* Task input *

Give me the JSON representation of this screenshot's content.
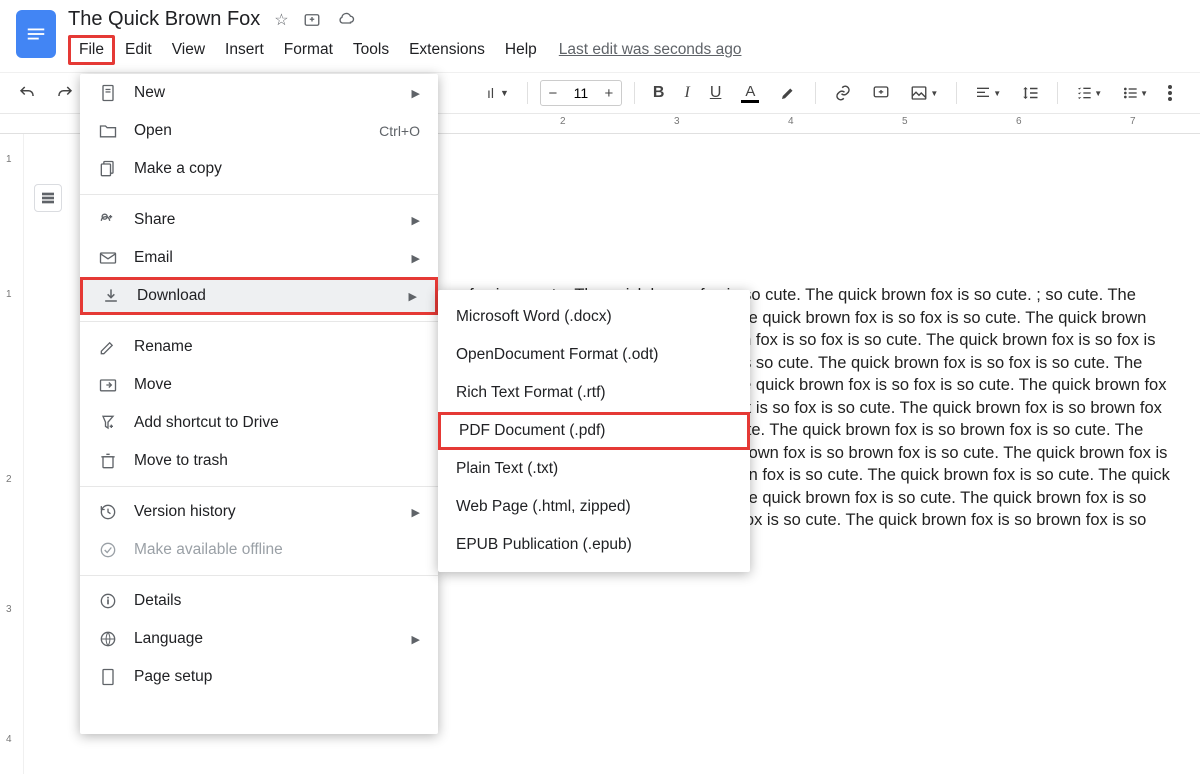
{
  "header": {
    "title": "The Quick Brown Fox",
    "last_edit": "Last edit was seconds ago"
  },
  "menubar": [
    "File",
    "Edit",
    "View",
    "Insert",
    "Format",
    "Tools",
    "Extensions",
    "Help"
  ],
  "toolbar": {
    "font_size": "11"
  },
  "ruler": {
    "horizontal": [
      "2",
      "3",
      "4",
      "5",
      "6",
      "7"
    ],
    "vertical": [
      "1",
      "1",
      "2",
      "3",
      "4"
    ]
  },
  "file_menu": {
    "items": [
      {
        "label": "New",
        "arrow": true,
        "icon": "doc"
      },
      {
        "label": "Open",
        "kb": "Ctrl+O",
        "icon": "folder"
      },
      {
        "label": "Make a copy",
        "icon": "copy"
      },
      {
        "sep": true
      },
      {
        "label": "Share",
        "arrow": true,
        "icon": "share"
      },
      {
        "label": "Email",
        "arrow": true,
        "icon": "mail"
      },
      {
        "label": "Download",
        "arrow": true,
        "icon": "download",
        "highlight": true,
        "hovered": true
      },
      {
        "sep": true
      },
      {
        "label": "Rename",
        "icon": "rename"
      },
      {
        "label": "Move",
        "icon": "move"
      },
      {
        "label": "Add shortcut to Drive",
        "icon": "shortcut"
      },
      {
        "label": "Move to trash",
        "icon": "trash"
      },
      {
        "sep": true
      },
      {
        "label": "Version history",
        "arrow": true,
        "icon": "history"
      },
      {
        "label": "Make available offline",
        "icon": "offline",
        "disabled": true
      },
      {
        "sep": true
      },
      {
        "label": "Details",
        "icon": "info"
      },
      {
        "label": "Language",
        "arrow": true,
        "icon": "globe"
      },
      {
        "label": "Page setup",
        "icon": "page"
      }
    ]
  },
  "submenu": {
    "items": [
      {
        "label": "Microsoft Word (.docx)"
      },
      {
        "label": "OpenDocument Format (.odt)"
      },
      {
        "label": "Rich Text Format (.rtf)"
      },
      {
        "label": "PDF Document (.pdf)",
        "highlight": true
      },
      {
        "label": "Plain Text (.txt)"
      },
      {
        "label": "Web Page (.html, zipped)"
      },
      {
        "label": "EPUB Publication (.epub)"
      }
    ]
  },
  "doc_body": "ı fox is so cute. The quick brown fox is so cute. The quick brown fox is so cute. ; so cute. The quick brown fox is so cute. ; so cute. The quick brown fox is so fox is so cute. The quick brown fox is so fox is so cute. The quick brown fox is so fox is so cute. The quick brown fox is so fox is so cute. The quick brown fox is so fox is so cute. The quick brown fox is so fox is so cute. The quick brown fox is so fox is so cute. The quick brown fox is so fox is so cute. The quick brown fox is so fox is so cute. The quick brown fox is so fox is so cute. The quick brown fox is so brown fox is so cute. The quick brown fox is so cute. The quick brown fox is so brown fox is so cute. The quick brown fox is so cute. The quick brown fox is so brown fox is so cute. The quick brown fox is so cute. The quick brown fox is so brown fox is so cute. The quick brown fox is so cute. The quick brown fox is so brown fox is so cute. The quick brown fox is so cute. The quick brown fox is so brown fox is so cute. The quick brown fox is so cute. The quick brown fox is so brown fox is so cute."
}
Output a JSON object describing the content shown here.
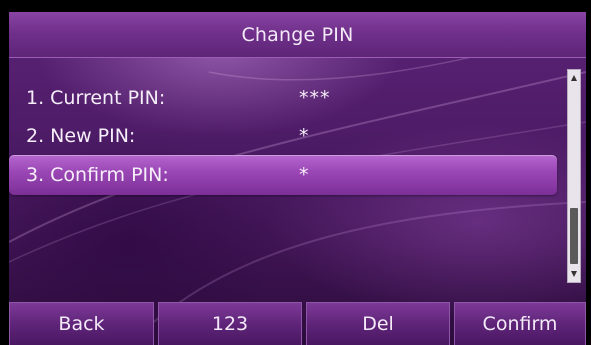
{
  "title": "Change PIN",
  "fields": [
    {
      "label": "1. Current PIN:",
      "value": "***",
      "selected": false
    },
    {
      "label": "2. New PIN:",
      "value": "*",
      "selected": false
    },
    {
      "label": "3. Confirm PIN:",
      "value": "*",
      "selected": true
    }
  ],
  "softkeys": {
    "back": "Back",
    "input_mode": "123",
    "delete": "Del",
    "confirm": "Confirm"
  },
  "scrollbar": {
    "up_icon": "triangle-up-icon",
    "down_icon": "triangle-down-icon"
  },
  "colors": {
    "background": "#4e1c68",
    "selected_row": "#9b48b6",
    "text": "#f6eef9"
  }
}
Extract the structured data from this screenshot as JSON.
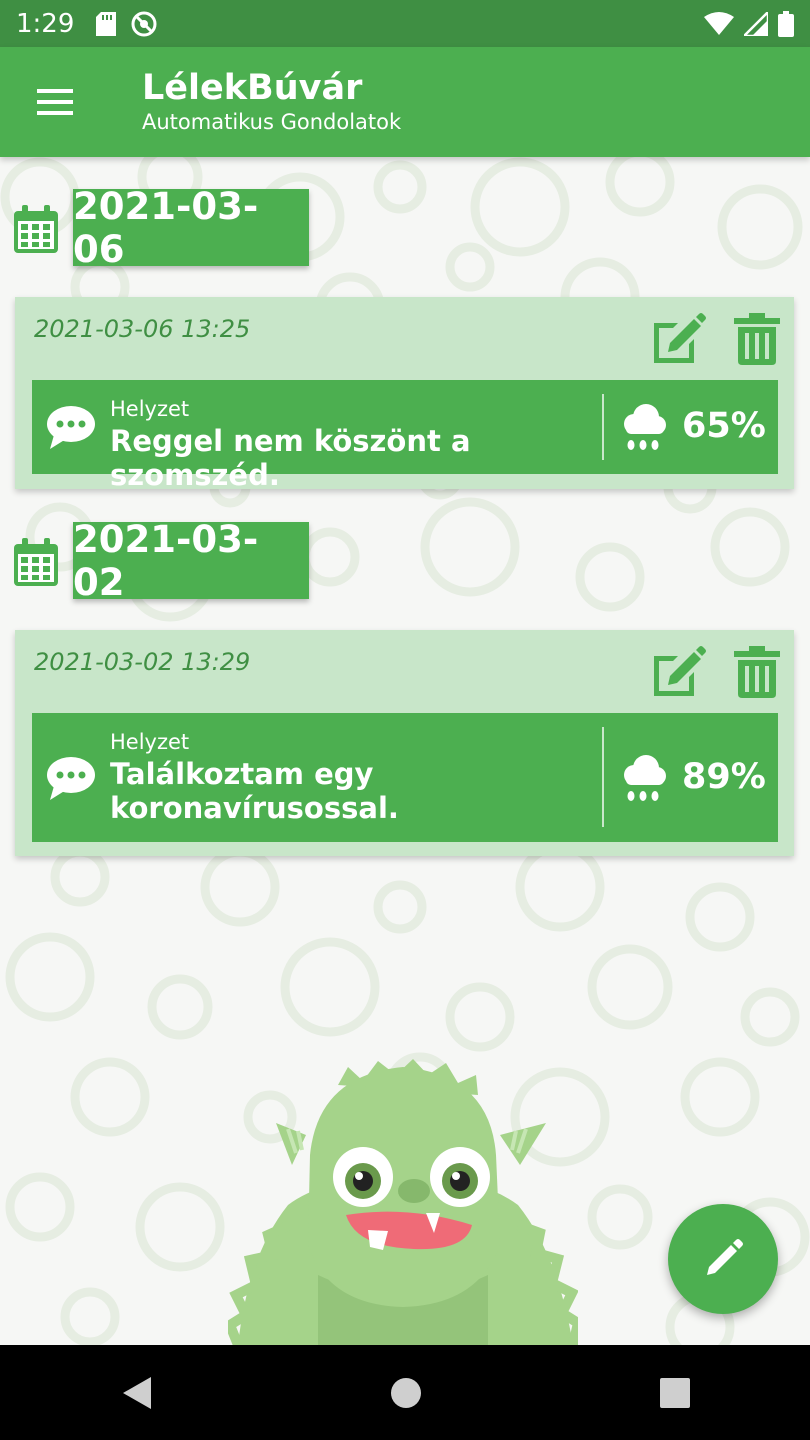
{
  "status_bar": {
    "time": "1:29",
    "icons_left": [
      "sd-card-icon",
      "no-sync-icon"
    ],
    "icons_right": [
      "wifi-icon",
      "signal-icon",
      "battery-icon"
    ]
  },
  "app_bar": {
    "menu_icon": "hamburger-menu-icon",
    "title": "LélekBúvár",
    "subtitle": "Automatikus Gondolatok"
  },
  "groups": [
    {
      "date": "2021-03-06",
      "entries": [
        {
          "timestamp": "2021-03-06 13:25",
          "situation_label": "Helyzet",
          "situation_text": "Reggel nem köszönt a szomszéd.",
          "intensity": "65%"
        }
      ]
    },
    {
      "date": "2021-03-02",
      "entries": [
        {
          "timestamp": "2021-03-02 13:29",
          "situation_label": "Helyzet",
          "situation_text": "Találkoztam egy koronavírusossal.",
          "intensity": "89%"
        }
      ]
    }
  ],
  "fab": {
    "icon": "pencil-icon"
  },
  "nav_bar": {
    "icons": [
      "back-icon",
      "home-icon",
      "recents-icon"
    ]
  },
  "colors": {
    "primary": "#4caf50",
    "primary_dark": "#3f8f43",
    "card_bg": "#c8e6c9",
    "monster": "#a5d38a"
  }
}
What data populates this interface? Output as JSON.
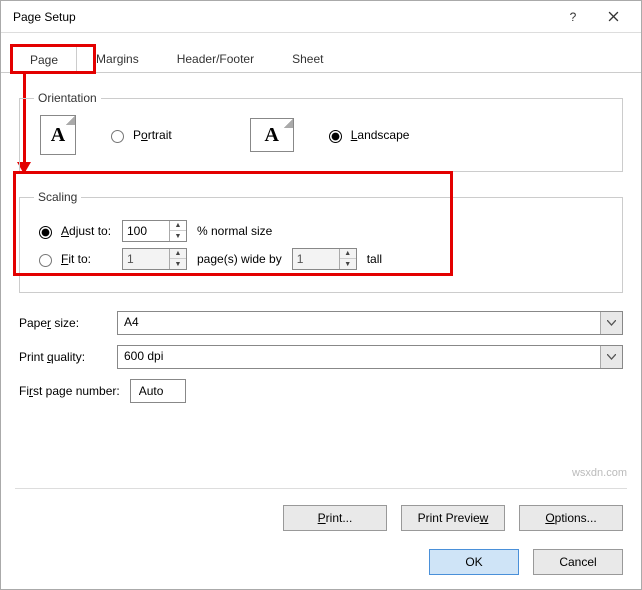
{
  "title": "Page Setup",
  "tabs": {
    "page": "Page",
    "margins": "Margins",
    "headerfooter": "Header/Footer",
    "sheet": "Sheet"
  },
  "orientation": {
    "legend": "Orientation",
    "portrait": "Portrait",
    "landscape": "Landscape",
    "selected": "landscape"
  },
  "scaling": {
    "legend": "Scaling",
    "adjust_label": "Adjust to:",
    "adjust_value": "100",
    "adjust_suffix": "% normal size",
    "fit_label": "Fit to:",
    "fit_wide": "1",
    "fit_mid": "page(s) wide by",
    "fit_tall": "1",
    "fit_suffix": "tall",
    "selected": "adjust"
  },
  "paper": {
    "label": "Paper size:",
    "value": "A4"
  },
  "quality": {
    "label": "Print quality:",
    "value": "600 dpi"
  },
  "firstpage": {
    "label": "First page number:",
    "value": "Auto"
  },
  "buttons": {
    "print": "Print...",
    "preview": "Print Preview",
    "options": "Options...",
    "ok": "OK",
    "cancel": "Cancel"
  },
  "watermark": "wsxdn.com"
}
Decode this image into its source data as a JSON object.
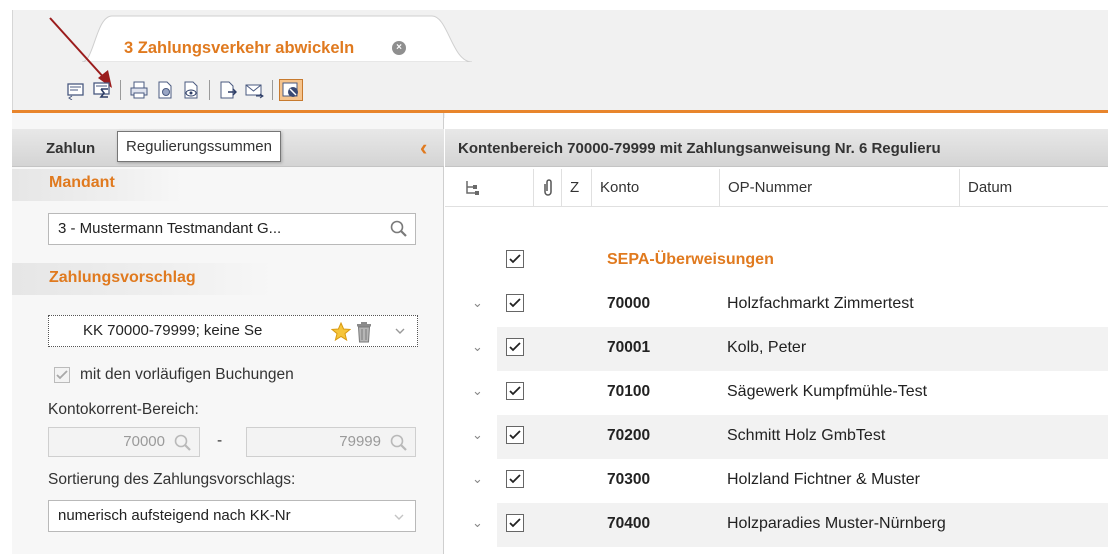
{
  "tab": {
    "title": "3 Zahlungsverkehr abwickeln",
    "close_glyph": "×"
  },
  "toolbar": {
    "buttons": [
      {
        "icon": "transfer-list-icon"
      },
      {
        "icon": "sum-icon"
      },
      {
        "icon": "printer-icon"
      },
      {
        "icon": "print-settings-icon"
      },
      {
        "icon": "print-preview-icon"
      },
      {
        "icon": "export-icon"
      },
      {
        "icon": "email-icon"
      },
      {
        "icon": "active-filter-icon"
      }
    ]
  },
  "tooltip": {
    "text": "Regulierungssummen"
  },
  "left_panel": {
    "title": "Zahlun",
    "collapse_glyph": "‹",
    "mandant_label": "Mandant",
    "mandant_value": "3 - Mustermann Testmandant G...",
    "vorschlag_label": "Zahlungsvorschlag",
    "vorschlag_value": "KK 70000-79999; keine Se",
    "vorlaeufig_label": "mit den vorläufigen Buchungen",
    "bereich_label": "Kontokorrent-Bereich:",
    "bereich_from": "70000",
    "bereich_sep": "-",
    "bereich_to": "79999",
    "sort_label": "Sortierung des Zahlungsvorschlags:",
    "sort_value": "numerisch aufsteigend nach KK-Nr"
  },
  "right_panel": {
    "title": "Kontenbereich 70000-79999 mit Zahlungsanweisung Nr. 6 Regulieru",
    "columns": {
      "z": "Z",
      "konto": "Konto",
      "op": "OP-Nummer",
      "datum": "Datum"
    },
    "group_label": "SEPA-Überweisungen",
    "rows": [
      {
        "konto": "70000",
        "name": "Holzfachmarkt Zimmertest"
      },
      {
        "konto": "70001",
        "name": "Kolb, Peter"
      },
      {
        "konto": "70100",
        "name": "Sägewerk Kumpfmühle-Test"
      },
      {
        "konto": "70200",
        "name": "Schmitt Holz GmbTest"
      },
      {
        "konto": "70300",
        "name": "Holzland Fichtner & Muster"
      },
      {
        "konto": "70400",
        "name": "Holzparadies Muster-Nürnberg"
      }
    ]
  },
  "colors": {
    "accent": "#e07a1f",
    "tab_line": "#e8852c",
    "arrow": "#9b1c1c"
  }
}
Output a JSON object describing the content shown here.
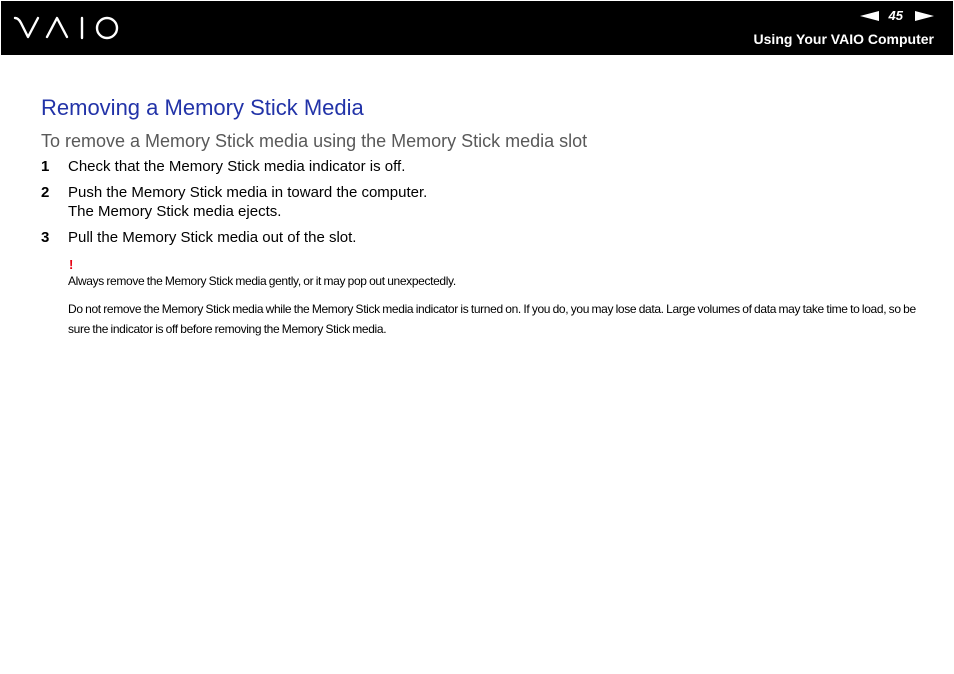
{
  "header": {
    "logo": "VAIO",
    "page_number": "45",
    "section_title": "Using Your VAIO Computer",
    "icons": {
      "prev": "prev-page-arrow-icon",
      "next": "next-page-arrow-icon"
    }
  },
  "main": {
    "title": "Removing a Memory Stick Media",
    "subtitle": "To remove a Memory Stick media using the Memory Stick media slot",
    "steps": [
      {
        "num": "1",
        "line1": "Check that the Memory Stick media indicator is off."
      },
      {
        "num": "2",
        "line1": "Push the Memory Stick media in toward the computer.",
        "line2": "The Memory Stick media ejects."
      },
      {
        "num": "3",
        "line1": "Pull the Memory Stick media out of the slot."
      }
    ],
    "note": {
      "marker": "!",
      "paragraphs": [
        "Always remove the Memory Stick media gently, or it may pop out unexpectedly.",
        "Do not remove the Memory Stick media while the Memory Stick media indicator is turned on. If you do, you may lose data. Large volumes of data may take time to load, so be sure the indicator is off before removing the Memory Stick media."
      ]
    }
  },
  "colors": {
    "header_bg": "#000000",
    "title": "#2233a8",
    "subtitle": "#595959",
    "warning": "#e60012"
  }
}
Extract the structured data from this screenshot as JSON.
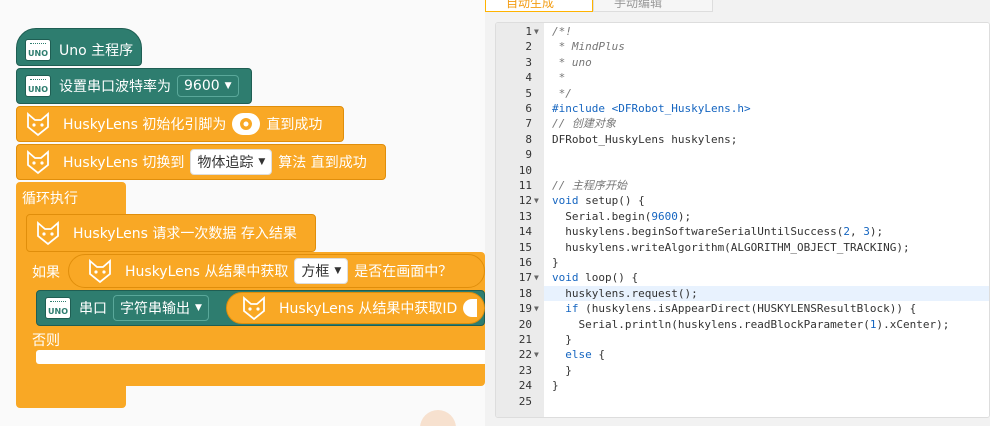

* What you need to do *
For the listing above, identify each line bearing "preview".

* Response for this exercise *
    "preview": "Print Preview",
        "icon": "print-preview-icon"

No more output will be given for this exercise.